**ЧТО НУЖНО СДЕЛАТЬ**
Перепишите все записи, поставив «Stock Adjustment» везде вместо «Add Adjustment». Больше ничего не меняйте.

**СПИСОК ЗАПИСЕЙ**
........

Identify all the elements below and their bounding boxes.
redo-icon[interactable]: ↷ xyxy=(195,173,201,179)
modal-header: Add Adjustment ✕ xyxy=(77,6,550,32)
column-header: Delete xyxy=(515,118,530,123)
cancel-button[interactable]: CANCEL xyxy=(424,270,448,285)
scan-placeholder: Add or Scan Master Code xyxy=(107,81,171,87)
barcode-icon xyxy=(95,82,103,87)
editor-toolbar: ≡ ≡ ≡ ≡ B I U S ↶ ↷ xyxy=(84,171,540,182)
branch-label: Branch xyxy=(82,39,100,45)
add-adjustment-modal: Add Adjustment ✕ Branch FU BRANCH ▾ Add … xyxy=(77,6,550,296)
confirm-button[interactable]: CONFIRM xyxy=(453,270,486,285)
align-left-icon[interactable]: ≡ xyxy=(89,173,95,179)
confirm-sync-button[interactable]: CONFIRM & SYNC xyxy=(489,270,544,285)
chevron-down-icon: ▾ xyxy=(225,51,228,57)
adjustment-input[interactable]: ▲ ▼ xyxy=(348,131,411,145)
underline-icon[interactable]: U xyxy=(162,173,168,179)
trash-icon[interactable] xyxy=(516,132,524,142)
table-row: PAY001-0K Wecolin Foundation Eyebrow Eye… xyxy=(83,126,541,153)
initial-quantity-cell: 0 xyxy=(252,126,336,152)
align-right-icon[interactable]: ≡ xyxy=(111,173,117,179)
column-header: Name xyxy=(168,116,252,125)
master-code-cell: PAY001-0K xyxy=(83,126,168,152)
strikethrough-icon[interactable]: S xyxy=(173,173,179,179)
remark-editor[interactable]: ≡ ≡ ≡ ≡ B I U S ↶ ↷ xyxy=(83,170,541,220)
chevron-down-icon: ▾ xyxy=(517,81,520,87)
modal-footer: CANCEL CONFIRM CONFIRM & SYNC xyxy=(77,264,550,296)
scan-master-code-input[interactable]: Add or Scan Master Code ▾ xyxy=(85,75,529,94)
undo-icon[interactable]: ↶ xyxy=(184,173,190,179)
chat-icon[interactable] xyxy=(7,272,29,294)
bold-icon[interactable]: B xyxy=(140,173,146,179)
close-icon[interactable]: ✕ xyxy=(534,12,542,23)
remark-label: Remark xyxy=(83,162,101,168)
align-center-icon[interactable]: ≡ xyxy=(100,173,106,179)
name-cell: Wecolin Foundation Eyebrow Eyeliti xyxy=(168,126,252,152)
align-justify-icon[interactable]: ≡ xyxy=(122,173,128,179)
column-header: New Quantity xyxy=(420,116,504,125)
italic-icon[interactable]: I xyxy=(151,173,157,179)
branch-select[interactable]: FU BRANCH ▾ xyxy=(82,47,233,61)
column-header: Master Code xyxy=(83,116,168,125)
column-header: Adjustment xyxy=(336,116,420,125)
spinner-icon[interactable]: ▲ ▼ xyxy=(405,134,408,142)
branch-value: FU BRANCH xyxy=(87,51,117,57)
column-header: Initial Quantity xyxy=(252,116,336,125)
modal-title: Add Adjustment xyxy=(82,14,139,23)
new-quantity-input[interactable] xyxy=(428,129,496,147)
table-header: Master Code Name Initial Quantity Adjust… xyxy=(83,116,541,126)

........

**РЕЗУЛЬТАТ УПРАЖНЕНИЯ**
Identify all the elements below and their bounding boxes.
redo-icon[interactable]: ↷ xyxy=(195,173,201,179)
modal-header: Stock Adjustment ✕ xyxy=(77,6,550,32)
column-header: Delete xyxy=(515,118,530,123)
cancel-button[interactable]: CANCEL xyxy=(424,270,448,285)
scan-placeholder: Add or Scan Master Code xyxy=(107,81,171,87)
barcode-icon xyxy=(95,82,103,87)
editor-toolbar: ≡ ≡ ≡ ≡ B I U S ↶ ↷ xyxy=(84,171,540,182)
branch-label: Branch xyxy=(82,39,100,45)
add-adjustment-modal: Stock Adjustment ✕ Branch FU BRANCH ▾ Add … xyxy=(77,6,550,296)
confirm-button[interactable]: CONFIRM xyxy=(453,270,486,285)
align-left-icon[interactable]: ≡ xyxy=(89,173,95,179)
confirm-sync-button[interactable]: CONFIRM & SYNC xyxy=(489,270,544,285)
chevron-down-icon: ▾ xyxy=(225,51,228,57)
adjustment-input[interactable]: ▲ ▼ xyxy=(348,131,411,145)
underline-icon[interactable]: U xyxy=(162,173,168,179)
trash-icon[interactable] xyxy=(516,132,524,142)
table-row: PAY001-0K Wecolin Foundation Eyebrow Eye… xyxy=(83,126,541,153)
initial-quantity-cell: 0 xyxy=(252,126,336,152)
align-right-icon[interactable]: ≡ xyxy=(111,173,117,179)
column-header: Name xyxy=(168,116,252,125)
master-code-cell: PAY001-0K xyxy=(83,126,168,152)
strikethrough-icon[interactable]: S xyxy=(173,173,179,179)
remark-editor[interactable]: ≡ ≡ ≡ ≡ B I U S ↶ ↷ xyxy=(83,170,541,220)
chevron-down-icon: ▾ xyxy=(517,81,520,87)
modal-footer: CANCEL CONFIRM CONFIRM & SYNC xyxy=(77,264,550,296)
scan-master-code-input[interactable]: Add or Scan Master Code ▾ xyxy=(85,75,529,94)
undo-icon[interactable]: ↶ xyxy=(184,173,190,179)
chat-icon[interactable] xyxy=(7,272,29,294)
bold-icon[interactable]: B xyxy=(140,173,146,179)
close-icon[interactable]: ✕ xyxy=(534,12,542,23)
remark-label: Remark xyxy=(83,162,101,168)
align-center-icon[interactable]: ≡ xyxy=(100,173,106,179)
name-cell: Wecolin Foundation Eyebrow Eyeliti xyxy=(168,126,252,152)
align-justify-icon[interactable]: ≡ xyxy=(122,173,128,179)
column-header: New Quantity xyxy=(420,116,504,125)
italic-icon[interactable]: I xyxy=(151,173,157,179)
branch-select[interactable]: FU BRANCH ▾ xyxy=(82,47,233,61)
column-header: Master Code xyxy=(83,116,168,125)
column-header: Adjustment xyxy=(336,116,420,125)
spinner-icon[interactable]: ▲ ▼ xyxy=(405,134,408,142)
branch-value: FU BRANCH xyxy=(87,51,117,57)
column-header: Initial Quantity xyxy=(252,116,336,125)
modal-title: Stock Adjustment xyxy=(82,14,139,23)
new-quantity-input[interactable] xyxy=(428,129,496,147)
table-header: Master Code Name Initial Quantity Adjust… xyxy=(83,116,541,126)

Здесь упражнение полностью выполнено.